- _THE TASK_:
Copy out each line of the material in which the word "mellitus" appears.

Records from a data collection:

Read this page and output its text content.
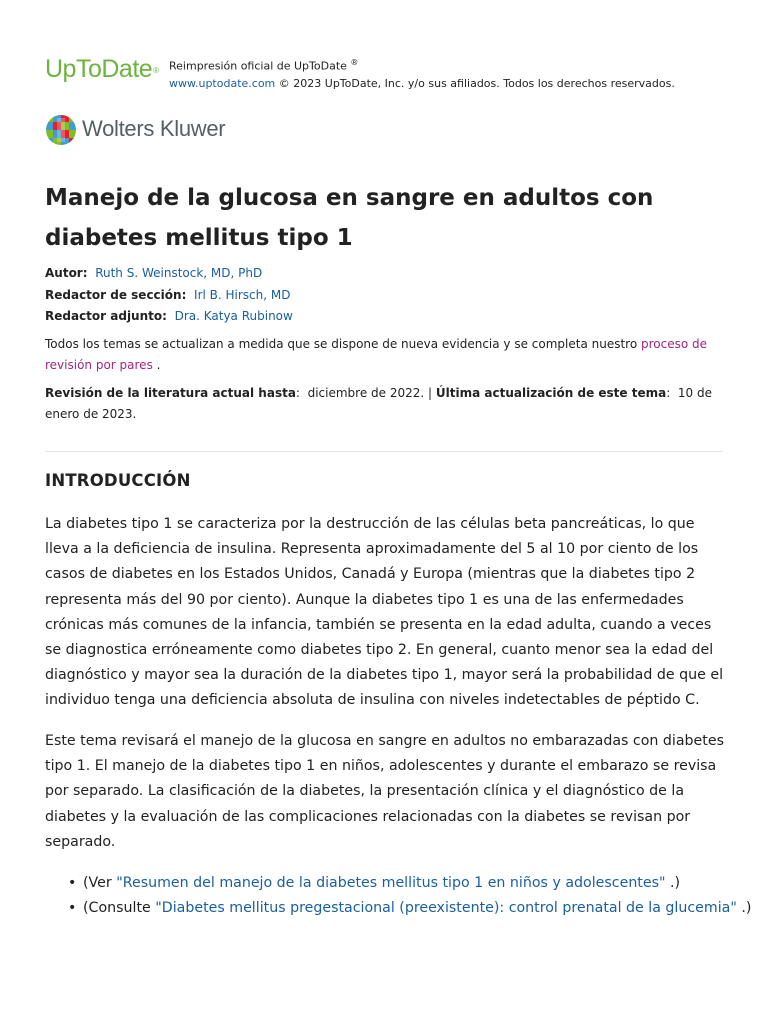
UpToDate® Reimpresión oficial de UpToDate ®
www.uptodate.com © 2023 UpToDate, Inc. y/o sus afiliados. Todos los derechos reservados.
Wolters Kluwer
Manejo de la glucosa en sangre en adultos con diabetes mellitus tipo 1
Autor: Ruth S. Weinstock, MD, PhD
Redactor de sección: Irl B. Hirsch, MD
Redactor adjunto: Dra. Katya Rubinow
Todos los temas se actualizan a medida que se dispone de nueva evidencia y se completa nuestro proceso de revisión por pares .
Revisión de la literatura actual hasta:  diciembre de 2022. | Última actualización de este tema:  10 de enero de 2023.
INTRODUCCIÓN

La diabetes tipo 1 se caracteriza por la destrucción de las células beta pancreáticas, lo que lleva a la deficiencia de insulina. Representa aproximadamente del 5 al 10 por ciento de los casos de diabetes en los Estados Unidos, Canadá y Europa (mientras que la diabetes tipo 2 representa más del 90 por ciento). Aunque la diabetes tipo 1 es una de las enfermedades crónicas más comunes de la infancia, también se presenta en la edad adulta, cuando a veces se diagnostica erróneamente como diabetes tipo 2. En general, cuanto menor sea la edad del diagnóstico y mayor sea la duración de la diabetes tipo 1, mayor será la probabilidad de que el individuo tenga una deficiencia absoluta de insulina con niveles indetectables de péptido C.

Este tema revisará el manejo de la glucosa en sangre en adultos no embarazadas con diabetes tipo 1. El manejo de la diabetes tipo 1 en niños, adolescentes y durante el embarazo se revisa por separado. La clasificación de la diabetes, la presentación clínica y el diagnóstico de la diabetes y la evaluación de las complicaciones relacionadas con la diabetes se revisan por separado.

• (Ver "Resumen del manejo de la diabetes mellitus tipo 1 en niños y adolescentes" .)
• (Consulte "Diabetes mellitus pregestacional (preexistente): control prenatal de la glucemia" .)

- _ANSWER BELOW_:
Manejo de la glucosa en sangre en adultos con diabetes mellitus tipo 1
• (Ver "Resumen del manejo de la diabetes mellitus tipo 1 en niños y adolescentes" .)
• (Consulte "Diabetes mellitus pregestacional (preexistente): control prenatal de la glucemia" .)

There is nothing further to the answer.